Aim of the task
The entries below need to be written out exactly, with no pictures included.

Collected data entries
————

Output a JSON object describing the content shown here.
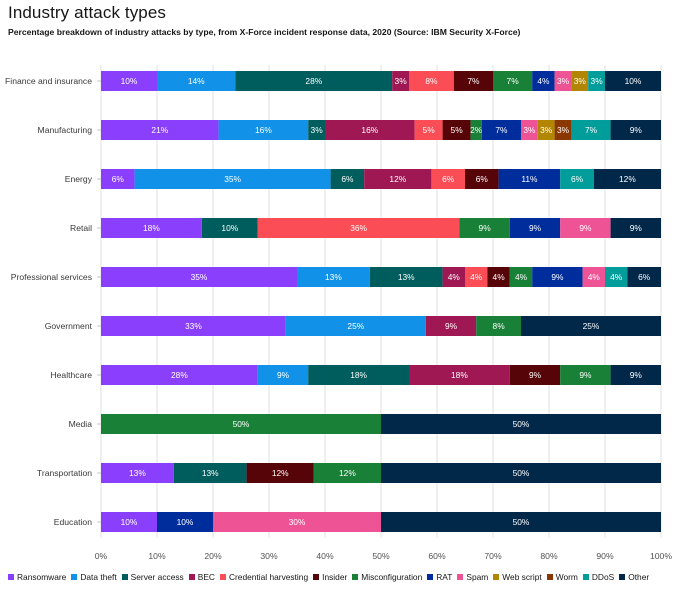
{
  "chart_data": {
    "type": "stacked-horizontal-bar",
    "title": "Industry attack types",
    "subtitle": "Percentage breakdown of industry attacks by type, from X-Force incident response data, 2020 (Source: IBM Security X-Force)",
    "xlim": [
      0,
      100
    ],
    "x_ticks": [
      "0%",
      "10%",
      "20%",
      "30%",
      "40%",
      "50%",
      "60%",
      "70%",
      "80%",
      "90%",
      "100%"
    ],
    "grid": "vertical",
    "legend_position": "bottom",
    "series": [
      {
        "name": "Ransomware",
        "color": "#8a3ffc"
      },
      {
        "name": "Data theft",
        "color": "#1192e8"
      },
      {
        "name": "Server access",
        "color": "#005d5d"
      },
      {
        "name": "BEC",
        "color": "#9f1853"
      },
      {
        "name": "Credential harvesting",
        "color": "#fa4d56"
      },
      {
        "name": "Insider",
        "color": "#570408"
      },
      {
        "name": "Misconfiguration",
        "color": "#198038"
      },
      {
        "name": "RAT",
        "color": "#002d9c"
      },
      {
        "name": "Spam",
        "color": "#ee5396"
      },
      {
        "name": "Web script",
        "color": "#b28600"
      },
      {
        "name": "Worm",
        "color": "#8a3800"
      },
      {
        "name": "DDoS",
        "color": "#009d9a"
      },
      {
        "name": "Other",
        "color": "#012749"
      }
    ],
    "categories": [
      {
        "name": "Finance and insurance",
        "segments": [
          {
            "series": "Ransomware",
            "value": 10
          },
          {
            "series": "Data theft",
            "value": 14
          },
          {
            "series": "Server access",
            "value": 28
          },
          {
            "series": "BEC",
            "value": 3
          },
          {
            "series": "Credential harvesting",
            "value": 8
          },
          {
            "series": "Insider",
            "value": 7
          },
          {
            "series": "Misconfiguration",
            "value": 7
          },
          {
            "series": "RAT",
            "value": 4
          },
          {
            "series": "Spam",
            "value": 3
          },
          {
            "series": "Web script",
            "value": 3
          },
          {
            "series": "DDoS",
            "value": 3
          },
          {
            "series": "Other",
            "value": 10
          }
        ]
      },
      {
        "name": "Manufacturing",
        "segments": [
          {
            "series": "Ransomware",
            "value": 21
          },
          {
            "series": "Data theft",
            "value": 16
          },
          {
            "series": "Server access",
            "value": 3
          },
          {
            "series": "BEC",
            "value": 16
          },
          {
            "series": "Credential harvesting",
            "value": 5
          },
          {
            "series": "Insider",
            "value": 5
          },
          {
            "series": "Misconfiguration",
            "value": 2
          },
          {
            "series": "RAT",
            "value": 7
          },
          {
            "series": "Spam",
            "value": 3
          },
          {
            "series": "Web script",
            "value": 3
          },
          {
            "series": "Worm",
            "value": 3
          },
          {
            "series": "DDoS",
            "value": 7
          },
          {
            "series": "Other",
            "value": 9
          }
        ]
      },
      {
        "name": "Energy",
        "segments": [
          {
            "series": "Ransomware",
            "value": 6
          },
          {
            "series": "Data theft",
            "value": 35
          },
          {
            "series": "Server access",
            "value": 6
          },
          {
            "series": "BEC",
            "value": 12
          },
          {
            "series": "Credential harvesting",
            "value": 6
          },
          {
            "series": "Insider",
            "value": 6
          },
          {
            "series": "RAT",
            "value": 11
          },
          {
            "series": "DDoS",
            "value": 6
          },
          {
            "series": "Other",
            "value": 12
          }
        ]
      },
      {
        "name": "Retail",
        "segments": [
          {
            "series": "Ransomware",
            "value": 18
          },
          {
            "series": "Server access",
            "value": 10
          },
          {
            "series": "Credential harvesting",
            "value": 36
          },
          {
            "series": "Misconfiguration",
            "value": 9
          },
          {
            "series": "RAT",
            "value": 9
          },
          {
            "series": "Spam",
            "value": 9
          },
          {
            "series": "Other",
            "value": 9
          }
        ]
      },
      {
        "name": "Professional services",
        "segments": [
          {
            "series": "Ransomware",
            "value": 35
          },
          {
            "series": "Data theft",
            "value": 13
          },
          {
            "series": "Server access",
            "value": 13
          },
          {
            "series": "BEC",
            "value": 4
          },
          {
            "series": "Credential harvesting",
            "value": 4
          },
          {
            "series": "Insider",
            "value": 4
          },
          {
            "series": "Misconfiguration",
            "value": 4
          },
          {
            "series": "RAT",
            "value": 9
          },
          {
            "series": "Spam",
            "value": 4
          },
          {
            "series": "DDoS",
            "value": 4
          },
          {
            "series": "Other",
            "value": 6
          }
        ]
      },
      {
        "name": "Government",
        "segments": [
          {
            "series": "Ransomware",
            "value": 33
          },
          {
            "series": "Data theft",
            "value": 25
          },
          {
            "series": "BEC",
            "value": 9
          },
          {
            "series": "Misconfiguration",
            "value": 8
          },
          {
            "series": "Other",
            "value": 25
          }
        ]
      },
      {
        "name": "Healthcare",
        "segments": [
          {
            "series": "Ransomware",
            "value": 28
          },
          {
            "series": "Data theft",
            "value": 9
          },
          {
            "series": "Server access",
            "value": 18
          },
          {
            "series": "BEC",
            "value": 18
          },
          {
            "series": "Insider",
            "value": 9
          },
          {
            "series": "Misconfiguration",
            "value": 9
          },
          {
            "series": "Other",
            "value": 9
          }
        ]
      },
      {
        "name": "Media",
        "segments": [
          {
            "series": "Misconfiguration",
            "value": 50
          },
          {
            "series": "Other",
            "value": 50
          }
        ]
      },
      {
        "name": "Transportation",
        "segments": [
          {
            "series": "Ransomware",
            "value": 13
          },
          {
            "series": "Server access",
            "value": 13
          },
          {
            "series": "Insider",
            "value": 12
          },
          {
            "series": "Misconfiguration",
            "value": 12
          },
          {
            "series": "Other",
            "value": 50
          }
        ]
      },
      {
        "name": "Education",
        "segments": [
          {
            "series": "Ransomware",
            "value": 10
          },
          {
            "series": "RAT",
            "value": 10
          },
          {
            "series": "Spam",
            "value": 30
          },
          {
            "series": "Other",
            "value": 50
          }
        ]
      }
    ]
  }
}
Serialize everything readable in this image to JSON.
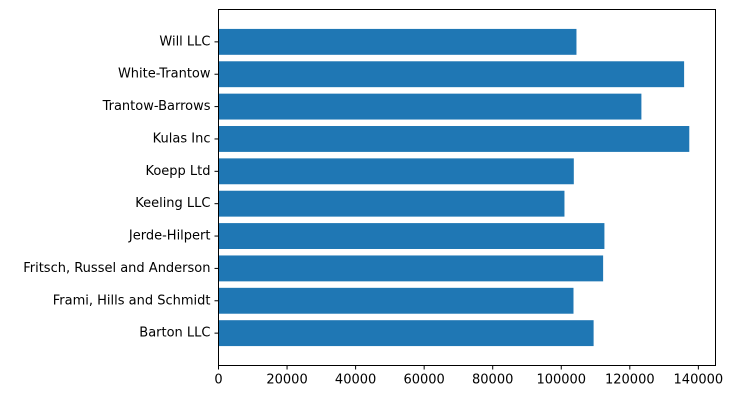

————

Answer to this problem
Output a JSON object describing the content shown here.
{
  "chart_data": {
    "type": "stacked-horizontal-bar",
    "title": "Industry attack types",
    "subtitle": "Percentage breakdown of industry attacks by type, from X-Force incident response data, 2020 (Source: IBM Security X-Force)",
    "xlim": [
      0,
      100
    ],
    "x_ticks": [
      "0%",
      "10%",
      "20%",
      "30%",
      "40%",
      "50%",
      "60%",
      "70%",
      "80%",
      "90%",
      "100%"
    ],
    "grid": "vertical",
    "legend_position": "bottom",
    "series": [
      {
        "name": "Ransomware",
        "color": "#8a3ffc"
      },
      {
        "name": "Data theft",
        "color": "#1192e8"
      },
      {
        "name": "Server access",
        "color": "#005d5d"
      },
      {
        "name": "BEC",
        "color": "#9f1853"
      },
      {
        "name": "Credential harvesting",
        "color": "#fa4d56"
      },
      {
        "name": "Insider",
        "color": "#570408"
      },
      {
        "name": "Misconfiguration",
        "color": "#198038"
      },
      {
        "name": "RAT",
        "color": "#002d9c"
      },
      {
        "name": "Spam",
        "color": "#ee5396"
      },
      {
        "name": "Web script",
        "color": "#b28600"
      },
      {
        "name": "Worm",
        "color": "#8a3800"
      },
      {
        "name": "DDoS",
        "color": "#009d9a"
      },
      {
        "name": "Other",
        "color": "#012749"
      }
    ],
    "categories": [
      {
        "name": "Finance and insurance",
        "segments": [
          {
            "series": "Ransomware",
            "value": 10
          },
          {
            "series": "Data theft",
            "value": 14
          },
          {
            "series": "Server access",
            "value": 28
          },
          {
            "series": "BEC",
            "value": 3
          },
          {
            "series": "Credential harvesting",
            "value": 8
          },
          {
            "series": "Insider",
            "value": 7
          },
          {
            "series": "Misconfiguration",
            "value": 7
          },
          {
            "series": "RAT",
            "value": 4
          },
          {
            "series": "Spam",
            "value": 3
          },
          {
            "series": "Web script",
            "value": 3
          },
          {
            "series": "DDoS",
            "value": 3
          },
          {
            "series": "Other",
            "value": 10
          }
        ]
      },
      {
        "name": "Manufacturing",
        "segments": [
          {
            "series": "Ransomware",
            "value": 21
          },
          {
            "series": "Data theft",
            "value": 16
          },
          {
            "series": "Server access",
            "value": 3
          },
          {
            "series": "BEC",
            "value": 16
          },
          {
            "series": "Credential harvesting",
            "value": 5
          },
          {
            "series": "Insider",
            "value": 5
          },
          {
            "series": "Misconfiguration",
            "value": 2
          },
          {
            "series": "RAT",
            "value": 7
          },
          {
            "series": "Spam",
            "value": 3
          },
          {
            "series": "Web script",
            "value": 3
          },
          {
            "series": "Worm",
            "value": 3
          },
          {
            "series": "DDoS",
            "value": 7
          },
          {
            "series": "Other",
            "value": 9
          }
        ]
      },
      {
        "name": "Energy",
        "segments": [
          {
            "series": "Ransomware",
            "value": 6
          },
          {
            "series": "Data theft",
            "value": 35
          },
          {
            "series": "Server access",
            "value": 6
          },
          {
            "series": "BEC",
            "value": 12
          },
          {
            "series": "Credential harvesting",
            "value": 6
          },
          {
            "series": "Insider",
            "value": 6
          },
          {
            "series": "RAT",
            "value": 11
          },
          {
            "series": "DDoS",
            "value": 6
          },
          {
            "series": "Other",
            "value": 12
          }
        ]
      },
      {
        "name": "Retail",
        "segments": [
          {
            "series": "Ransomware",
            "value": 18
          },
          {
            "series": "Server access",
            "value": 10
          },
          {
            "series": "Credential harvesting",
            "value": 36
          },
          {
            "series": "Misconfiguration",
            "value": 9
          },
          {
            "series": "RAT",
            "value": 9
          },
          {
            "series": "Spam",
            "value": 9
          },
          {
            "series": "Other",
            "value": 9
          }
        ]
      },
      {
        "name": "Professional services",
        "segments": [
          {
            "series": "Ransomware",
            "value": 35
          },
          {
            "series": "Data theft",
            "value": 13
          },
          {
            "series": "Server access",
            "value": 13
          },
          {
            "series": "BEC",
            "value": 4
          },
          {
            "series": "Credential harvesting",
            "value": 4
          },
          {
            "series": "Insider",
            "value": 4
          },
          {
            "series": "Misconfiguration",
            "value": 4
          },
          {
            "series": "RAT",
            "value": 9
          },
          {
            "series": "Spam",
            "value": 4
          },
          {
            "series": "DDoS",
            "value": 4
          },
          {
            "series": "Other",
            "value": 6
          }
        ]
      },
      {
        "name": "Government",
        "segments": [
          {
            "series": "Ransomware",
            "value": 33
          },
          {
            "series": "Data theft",
            "value": 25
          },
          {
            "series": "BEC",
            "value": 9
          },
          {
            "series": "Misconfiguration",
            "value": 8
          },
          {
            "series": "Other",
            "value": 25
          }
        ]
      },
      {
        "name": "Healthcare",
        "segments": [
          {
            "series": "Ransomware",
            "value": 28
          },
          {
            "series": "Data theft",
            "value": 9
          },
          {
            "series": "Server access",
            "value": 18
          },
          {
            "series": "BEC",
            "value": 18
          },
          {
            "series": "Insider",
            "value": 9
          },
          {
            "series": "Misconfiguration",
            "value": 9
          },
          {
            "series": "Other",
            "value": 9
          }
        ]
      },
      {
        "name": "Media",
        "segments": [
          {
            "series": "Misconfiguration",
            "value": 50
          },
          {
            "series": "Other",
            "value": 50
          }
        ]
      },
      {
        "name": "Transportation",
        "segments": [
          {
            "series": "Ransomware",
            "value": 13
          },
          {
            "series": "Server access",
            "value": 13
          },
          {
            "series": "Insider",
            "value": 12
          },
          {
            "series": "Misconfiguration",
            "value": 12
          },
          {
            "series": "Other",
            "value": 50
          }
        ]
      },
      {
        "name": "Education",
        "segments": [
          {
            "series": "Ransomware",
            "value": 10
          },
          {
            "series": "RAT",
            "value": 10
          },
          {
            "series": "Spam",
            "value": 30
          },
          {
            "series": "Other",
            "value": 50
          }
        ]
      }
    ]
  }
}
Serialize everything readable in this image to JSON.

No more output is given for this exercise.